__Task details__
Copy out the listing that follows, exactly, without its pictures.

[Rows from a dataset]
____
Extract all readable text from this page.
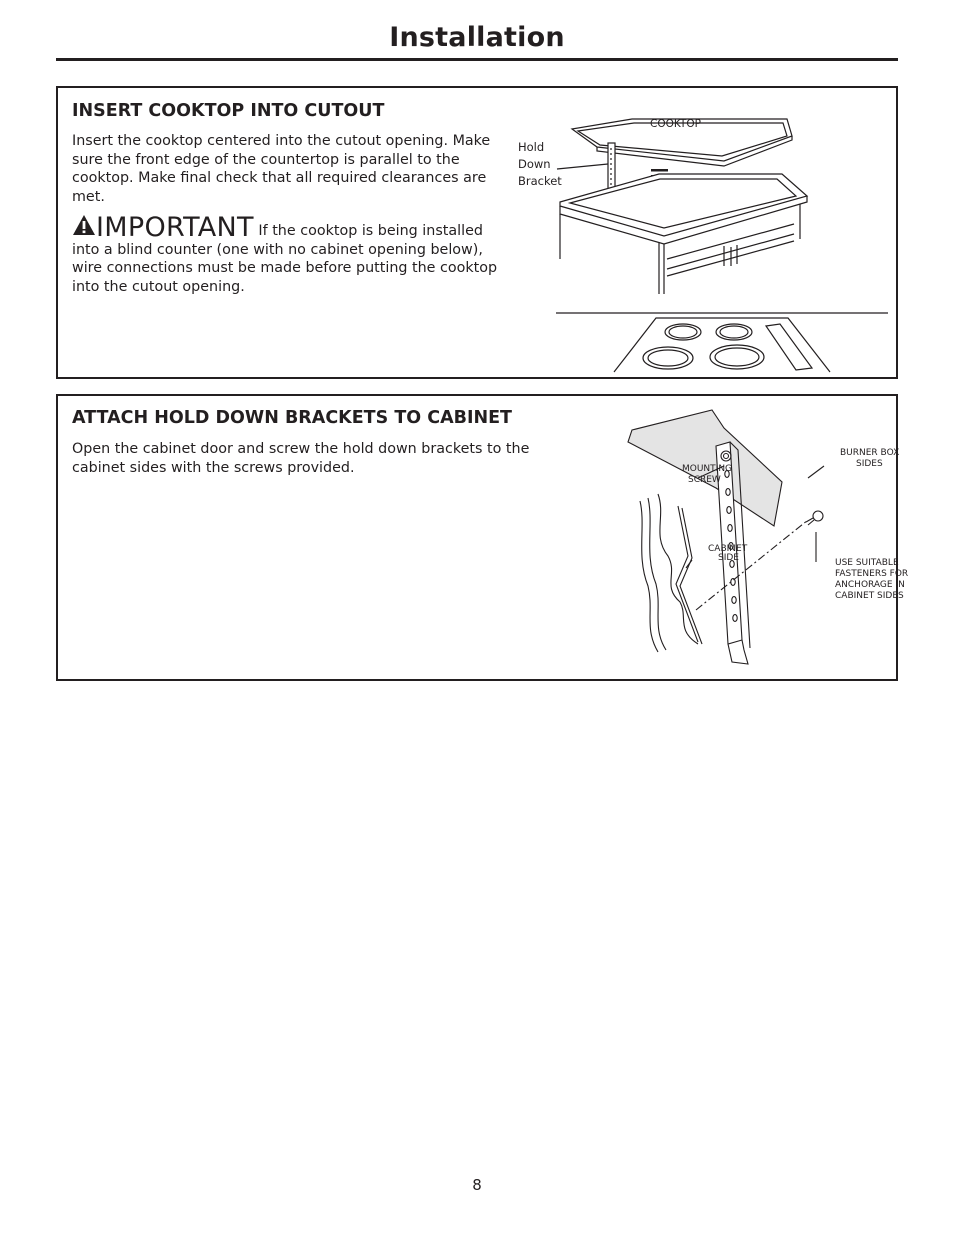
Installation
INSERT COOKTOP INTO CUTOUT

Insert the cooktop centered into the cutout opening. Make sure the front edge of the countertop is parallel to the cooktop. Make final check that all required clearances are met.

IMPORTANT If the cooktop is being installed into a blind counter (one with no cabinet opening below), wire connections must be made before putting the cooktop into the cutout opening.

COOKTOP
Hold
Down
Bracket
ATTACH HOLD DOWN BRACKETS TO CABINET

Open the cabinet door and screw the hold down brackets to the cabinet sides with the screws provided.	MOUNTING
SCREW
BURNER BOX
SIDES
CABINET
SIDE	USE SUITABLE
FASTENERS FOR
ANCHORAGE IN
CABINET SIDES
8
____
__Solution to this exercise__
Extract all readable text from this page.
Installation
INSERT COOKTOP INTO CUTOUT

Insert the cooktop centered into the cutout opening. Make sure the front edge of the countertop is parallel to the cooktop. Make final check that all required clearances are met.

IMPORTANT If the cooktop is being installed into a blind counter (one with no cabinet opening below), wire connections must be made before putting the cooktop into the cutout opening.

COOKTOP
Hold
Down
Bracket
ATTACH HOLD DOWN BRACKETS TO CABINET

Open the cabinet door and screw the hold down brackets to the cabinet sides with the screws provided.	MOUNTING
SCREW
BURNER BOX
SIDES
CABINET
SIDE	USE SUITABLE
FASTENERS FOR
ANCHORAGE IN
CABINET SIDES
8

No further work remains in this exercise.